WRITTEN REQUEST:
The records that follow must be repeated verbatim, every one of them.

EXERCISE INPUT:
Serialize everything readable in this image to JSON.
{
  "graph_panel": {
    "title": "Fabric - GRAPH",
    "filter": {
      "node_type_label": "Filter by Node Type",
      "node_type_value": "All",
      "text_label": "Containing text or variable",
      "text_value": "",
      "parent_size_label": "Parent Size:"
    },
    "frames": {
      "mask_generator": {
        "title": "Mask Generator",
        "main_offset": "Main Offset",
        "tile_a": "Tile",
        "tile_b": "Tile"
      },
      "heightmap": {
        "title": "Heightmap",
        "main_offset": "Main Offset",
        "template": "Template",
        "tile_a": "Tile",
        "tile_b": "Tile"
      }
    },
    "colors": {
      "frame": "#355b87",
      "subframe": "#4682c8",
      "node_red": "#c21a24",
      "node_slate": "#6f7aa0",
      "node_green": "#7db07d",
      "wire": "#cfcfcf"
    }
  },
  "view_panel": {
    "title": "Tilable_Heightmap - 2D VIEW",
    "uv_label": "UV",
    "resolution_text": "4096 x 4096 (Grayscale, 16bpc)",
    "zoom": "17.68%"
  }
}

SOLVED PROBLEM:
Serialize everything readable in this image to JSON.
{
  "graph_panel": {
    "title": "Fabric - GRAPH",
    "filter": {
      "node_type_label": "Filter by Node Type",
      "node_type_value": "All",
      "text_label": "Containing text or variable",
      "text_value": "",
      "parent_size_label": "Parent Size:"
    },
    "frames": {
      "mask_generator": {
        "title": "Mask Generator",
        "main_offset": "Main Offset",
        "tile_a": "Tile",
        "tile_b": "Tile"
      },
      "heightmap": {
        "title": "Heightmap",
        "main_offset": "Main Offset",
        "template": "Template",
        "tile_a": "Tile",
        "tile_b": "Tile"
      }
    },
    "colors": {
      "frame": "#355b87",
      "subframe": "#4682c8",
      "node_red": "#c21a24",
      "node_slate": "#6f7aa0",
      "node_green": "#7db07d",
      "wire": "#cfcfcf"
    }
  },
  "view_panel": {
    "title": "Tilable_Heightmap - 2D VIEW",
    "uv_label": "UV",
    "resolution_text": "4096 x 4096 (Grayscale, 16bpc)",
    "zoom": "17.68%"
  }
}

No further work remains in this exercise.